— begin DATA RECORDS —

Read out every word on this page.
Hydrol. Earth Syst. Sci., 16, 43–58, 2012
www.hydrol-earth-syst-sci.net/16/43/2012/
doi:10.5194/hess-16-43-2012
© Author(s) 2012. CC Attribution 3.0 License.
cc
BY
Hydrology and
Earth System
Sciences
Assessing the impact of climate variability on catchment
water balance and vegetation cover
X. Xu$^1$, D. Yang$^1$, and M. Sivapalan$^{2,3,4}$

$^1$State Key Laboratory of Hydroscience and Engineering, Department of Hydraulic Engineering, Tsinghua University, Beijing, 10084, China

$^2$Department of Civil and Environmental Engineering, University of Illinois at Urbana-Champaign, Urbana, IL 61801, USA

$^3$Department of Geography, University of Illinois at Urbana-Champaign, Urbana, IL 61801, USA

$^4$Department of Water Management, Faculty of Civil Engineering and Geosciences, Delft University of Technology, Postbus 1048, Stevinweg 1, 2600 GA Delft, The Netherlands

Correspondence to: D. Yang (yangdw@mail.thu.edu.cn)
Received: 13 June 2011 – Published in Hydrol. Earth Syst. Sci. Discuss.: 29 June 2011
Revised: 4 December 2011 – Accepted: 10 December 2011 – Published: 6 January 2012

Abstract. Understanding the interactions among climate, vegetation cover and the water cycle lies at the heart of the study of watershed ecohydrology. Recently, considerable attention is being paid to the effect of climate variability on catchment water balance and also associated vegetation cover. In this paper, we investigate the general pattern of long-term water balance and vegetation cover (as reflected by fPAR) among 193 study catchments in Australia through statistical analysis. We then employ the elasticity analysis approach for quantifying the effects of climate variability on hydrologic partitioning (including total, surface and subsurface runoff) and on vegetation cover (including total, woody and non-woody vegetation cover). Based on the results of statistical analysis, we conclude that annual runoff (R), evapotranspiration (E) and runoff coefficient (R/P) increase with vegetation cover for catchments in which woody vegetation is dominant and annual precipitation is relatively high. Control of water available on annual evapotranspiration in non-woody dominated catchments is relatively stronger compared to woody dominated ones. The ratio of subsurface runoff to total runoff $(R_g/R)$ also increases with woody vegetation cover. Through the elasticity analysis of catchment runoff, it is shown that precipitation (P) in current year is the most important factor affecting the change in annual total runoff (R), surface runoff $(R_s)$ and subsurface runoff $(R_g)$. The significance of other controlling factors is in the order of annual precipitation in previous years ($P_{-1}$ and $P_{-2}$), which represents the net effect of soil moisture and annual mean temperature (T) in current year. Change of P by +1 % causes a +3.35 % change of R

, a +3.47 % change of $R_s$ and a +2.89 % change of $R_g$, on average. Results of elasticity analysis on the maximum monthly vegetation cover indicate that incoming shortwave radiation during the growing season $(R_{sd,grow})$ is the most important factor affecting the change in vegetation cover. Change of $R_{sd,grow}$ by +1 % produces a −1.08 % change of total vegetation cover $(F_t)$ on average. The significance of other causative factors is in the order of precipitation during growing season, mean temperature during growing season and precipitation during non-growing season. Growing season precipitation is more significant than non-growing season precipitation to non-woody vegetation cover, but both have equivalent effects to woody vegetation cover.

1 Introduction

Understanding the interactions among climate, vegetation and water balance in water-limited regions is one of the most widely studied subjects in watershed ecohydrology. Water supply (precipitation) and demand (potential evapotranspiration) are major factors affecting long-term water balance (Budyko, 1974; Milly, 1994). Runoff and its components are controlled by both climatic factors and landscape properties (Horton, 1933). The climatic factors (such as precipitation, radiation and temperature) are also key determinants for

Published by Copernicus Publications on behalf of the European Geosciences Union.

— end DATA RECORDS —

TASK = Keep only those lines of the records that hold "Engineering", and return them.

THE ANSWER =
$^1$State Key Laboratory of Hydroscience and Engineering, Department of Hydraulic Engineering, Tsinghua University, Beijing, 10084, China
$^2$Department of Civil and Environmental Engineering, University of Illinois at Urbana-Champaign, Urbana, IL 61801, USA
$^4$Department of Water Management, Faculty of Civil Engineering and Geosciences, Delft University of Technology, Postbus 1048, Stevinweg 1, 2600 GA Delft, The Netherlands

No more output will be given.